Items from a data source:
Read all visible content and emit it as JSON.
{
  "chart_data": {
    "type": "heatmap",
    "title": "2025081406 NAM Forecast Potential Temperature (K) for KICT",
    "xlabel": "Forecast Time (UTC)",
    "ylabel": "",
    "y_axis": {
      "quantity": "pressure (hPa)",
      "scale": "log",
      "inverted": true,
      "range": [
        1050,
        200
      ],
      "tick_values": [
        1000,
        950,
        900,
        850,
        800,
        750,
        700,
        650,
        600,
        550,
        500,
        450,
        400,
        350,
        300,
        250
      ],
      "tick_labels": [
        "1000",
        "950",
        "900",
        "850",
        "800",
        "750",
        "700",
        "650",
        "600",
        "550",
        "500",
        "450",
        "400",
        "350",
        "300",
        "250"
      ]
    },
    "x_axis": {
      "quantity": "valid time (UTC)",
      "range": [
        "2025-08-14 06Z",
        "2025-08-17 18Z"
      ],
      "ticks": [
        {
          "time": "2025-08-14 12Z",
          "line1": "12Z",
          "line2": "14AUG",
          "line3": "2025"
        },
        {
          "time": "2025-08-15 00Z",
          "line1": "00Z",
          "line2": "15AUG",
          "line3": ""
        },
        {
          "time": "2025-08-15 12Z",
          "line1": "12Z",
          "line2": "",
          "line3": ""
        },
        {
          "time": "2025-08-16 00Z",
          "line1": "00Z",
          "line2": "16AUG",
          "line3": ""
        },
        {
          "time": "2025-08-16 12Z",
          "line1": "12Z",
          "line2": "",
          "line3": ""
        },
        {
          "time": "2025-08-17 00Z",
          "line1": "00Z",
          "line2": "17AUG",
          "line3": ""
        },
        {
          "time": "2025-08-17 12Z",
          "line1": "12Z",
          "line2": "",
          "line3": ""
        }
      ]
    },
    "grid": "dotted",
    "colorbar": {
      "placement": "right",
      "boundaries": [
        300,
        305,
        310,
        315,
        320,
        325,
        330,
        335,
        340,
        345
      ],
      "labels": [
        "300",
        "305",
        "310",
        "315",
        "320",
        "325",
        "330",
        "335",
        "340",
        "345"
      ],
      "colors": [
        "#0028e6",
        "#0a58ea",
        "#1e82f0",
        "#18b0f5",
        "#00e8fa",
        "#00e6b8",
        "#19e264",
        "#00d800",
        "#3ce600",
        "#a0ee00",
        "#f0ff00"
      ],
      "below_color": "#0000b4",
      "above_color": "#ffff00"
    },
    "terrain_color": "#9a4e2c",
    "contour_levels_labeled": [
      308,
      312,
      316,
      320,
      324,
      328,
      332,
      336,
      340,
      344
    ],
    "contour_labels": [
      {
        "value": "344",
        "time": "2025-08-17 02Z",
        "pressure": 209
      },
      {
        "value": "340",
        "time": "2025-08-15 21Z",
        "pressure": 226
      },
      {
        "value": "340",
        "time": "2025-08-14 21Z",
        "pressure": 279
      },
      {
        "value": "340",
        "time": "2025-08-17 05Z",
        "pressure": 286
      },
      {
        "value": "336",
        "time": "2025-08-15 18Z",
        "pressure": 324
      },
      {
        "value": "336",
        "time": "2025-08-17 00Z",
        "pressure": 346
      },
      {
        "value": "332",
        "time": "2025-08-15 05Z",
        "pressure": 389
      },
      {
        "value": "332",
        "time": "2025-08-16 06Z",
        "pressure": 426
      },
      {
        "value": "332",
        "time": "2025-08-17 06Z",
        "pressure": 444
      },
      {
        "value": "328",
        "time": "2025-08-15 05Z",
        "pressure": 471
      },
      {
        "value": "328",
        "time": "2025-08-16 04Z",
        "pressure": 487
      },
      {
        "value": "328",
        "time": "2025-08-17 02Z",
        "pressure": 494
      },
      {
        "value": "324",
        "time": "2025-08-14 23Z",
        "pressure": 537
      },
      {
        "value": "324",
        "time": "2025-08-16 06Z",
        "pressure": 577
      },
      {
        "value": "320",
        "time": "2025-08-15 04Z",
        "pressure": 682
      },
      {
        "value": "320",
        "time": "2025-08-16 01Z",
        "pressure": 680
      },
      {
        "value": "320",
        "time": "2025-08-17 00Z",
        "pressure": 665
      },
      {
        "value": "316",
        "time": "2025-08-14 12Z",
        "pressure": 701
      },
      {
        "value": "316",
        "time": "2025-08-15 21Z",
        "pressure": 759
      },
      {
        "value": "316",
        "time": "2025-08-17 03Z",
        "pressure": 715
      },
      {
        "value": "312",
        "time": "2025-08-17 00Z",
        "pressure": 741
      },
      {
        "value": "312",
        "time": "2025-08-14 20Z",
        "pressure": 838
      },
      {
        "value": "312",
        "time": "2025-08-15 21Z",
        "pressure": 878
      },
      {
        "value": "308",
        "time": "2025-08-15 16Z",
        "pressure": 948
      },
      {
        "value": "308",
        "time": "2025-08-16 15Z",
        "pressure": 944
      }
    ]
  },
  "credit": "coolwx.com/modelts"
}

## Short problem
Transcribe the material above in its entirety. Match it exactly.

## Completed exercise
Read all visible content and emit it as JSON.
{
  "chart_data": {
    "type": "heatmap",
    "title": "2025081406 NAM Forecast Potential Temperature (K) for KICT",
    "xlabel": "Forecast Time (UTC)",
    "ylabel": "",
    "y_axis": {
      "quantity": "pressure (hPa)",
      "scale": "log",
      "inverted": true,
      "range": [
        1050,
        200
      ],
      "tick_values": [
        1000,
        950,
        900,
        850,
        800,
        750,
        700,
        650,
        600,
        550,
        500,
        450,
        400,
        350,
        300,
        250
      ],
      "tick_labels": [
        "1000",
        "950",
        "900",
        "850",
        "800",
        "750",
        "700",
        "650",
        "600",
        "550",
        "500",
        "450",
        "400",
        "350",
        "300",
        "250"
      ]
    },
    "x_axis": {
      "quantity": "valid time (UTC)",
      "range": [
        "2025-08-14 06Z",
        "2025-08-17 18Z"
      ],
      "ticks": [
        {
          "time": "2025-08-14 12Z",
          "line1": "12Z",
          "line2": "14AUG",
          "line3": "2025"
        },
        {
          "time": "2025-08-15 00Z",
          "line1": "00Z",
          "line2": "15AUG",
          "line3": ""
        },
        {
          "time": "2025-08-15 12Z",
          "line1": "12Z",
          "line2": "",
          "line3": ""
        },
        {
          "time": "2025-08-16 00Z",
          "line1": "00Z",
          "line2": "16AUG",
          "line3": ""
        },
        {
          "time": "2025-08-16 12Z",
          "line1": "12Z",
          "line2": "",
          "line3": ""
        },
        {
          "time": "2025-08-17 00Z",
          "line1": "00Z",
          "line2": "17AUG",
          "line3": ""
        },
        {
          "time": "2025-08-17 12Z",
          "line1": "12Z",
          "line2": "",
          "line3": ""
        }
      ]
    },
    "grid": "dotted",
    "colorbar": {
      "placement": "right",
      "boundaries": [
        300,
        305,
        310,
        315,
        320,
        325,
        330,
        335,
        340,
        345
      ],
      "labels": [
        "300",
        "305",
        "310",
        "315",
        "320",
        "325",
        "330",
        "335",
        "340",
        "345"
      ],
      "colors": [
        "#0028e6",
        "#0a58ea",
        "#1e82f0",
        "#18b0f5",
        "#00e8fa",
        "#00e6b8",
        "#19e264",
        "#00d800",
        "#3ce600",
        "#a0ee00",
        "#f0ff00"
      ],
      "below_color": "#0000b4",
      "above_color": "#ffff00"
    },
    "terrain_color": "#9a4e2c",
    "contour_levels_labeled": [
      308,
      312,
      316,
      320,
      324,
      328,
      332,
      336,
      340,
      344
    ],
    "contour_labels": [
      {
        "value": "344",
        "time": "2025-08-17 02Z",
        "pressure": 209
      },
      {
        "value": "340",
        "time": "2025-08-15 21Z",
        "pressure": 226
      },
      {
        "value": "340",
        "time": "2025-08-14 21Z",
        "pressure": 279
      },
      {
        "value": "340",
        "time": "2025-08-17 05Z",
        "pressure": 286
      },
      {
        "value": "336",
        "time": "2025-08-15 18Z",
        "pressure": 324
      },
      {
        "value": "336",
        "time": "2025-08-17 00Z",
        "pressure": 346
      },
      {
        "value": "332",
        "time": "2025-08-15 05Z",
        "pressure": 389
      },
      {
        "value": "332",
        "time": "2025-08-16 06Z",
        "pressure": 426
      },
      {
        "value": "332",
        "time": "2025-08-17 06Z",
        "pressure": 444
      },
      {
        "value": "328",
        "time": "2025-08-15 05Z",
        "pressure": 471
      },
      {
        "value": "328",
        "time": "2025-08-16 04Z",
        "pressure": 487
      },
      {
        "value": "328",
        "time": "2025-08-17 02Z",
        "pressure": 494
      },
      {
        "value": "324",
        "time": "2025-08-14 23Z",
        "pressure": 537
      },
      {
        "value": "324",
        "time": "2025-08-16 06Z",
        "pressure": 577
      },
      {
        "value": "320",
        "time": "2025-08-15 04Z",
        "pressure": 682
      },
      {
        "value": "320",
        "time": "2025-08-16 01Z",
        "pressure": 680
      },
      {
        "value": "320",
        "time": "2025-08-17 00Z",
        "pressure": 665
      },
      {
        "value": "316",
        "time": "2025-08-14 12Z",
        "pressure": 701
      },
      {
        "value": "316",
        "time": "2025-08-15 21Z",
        "pressure": 759
      },
      {
        "value": "316",
        "time": "2025-08-17 03Z",
        "pressure": 715
      },
      {
        "value": "312",
        "time": "2025-08-17 00Z",
        "pressure": 741
      },
      {
        "value": "312",
        "time": "2025-08-14 20Z",
        "pressure": 838
      },
      {
        "value": "312",
        "time": "2025-08-15 21Z",
        "pressure": 878
      },
      {
        "value": "308",
        "time": "2025-08-15 16Z",
        "pressure": 948
      },
      {
        "value": "308",
        "time": "2025-08-16 15Z",
        "pressure": 944
      }
    ]
  },
  "credit": "coolwx.com/modelts"
}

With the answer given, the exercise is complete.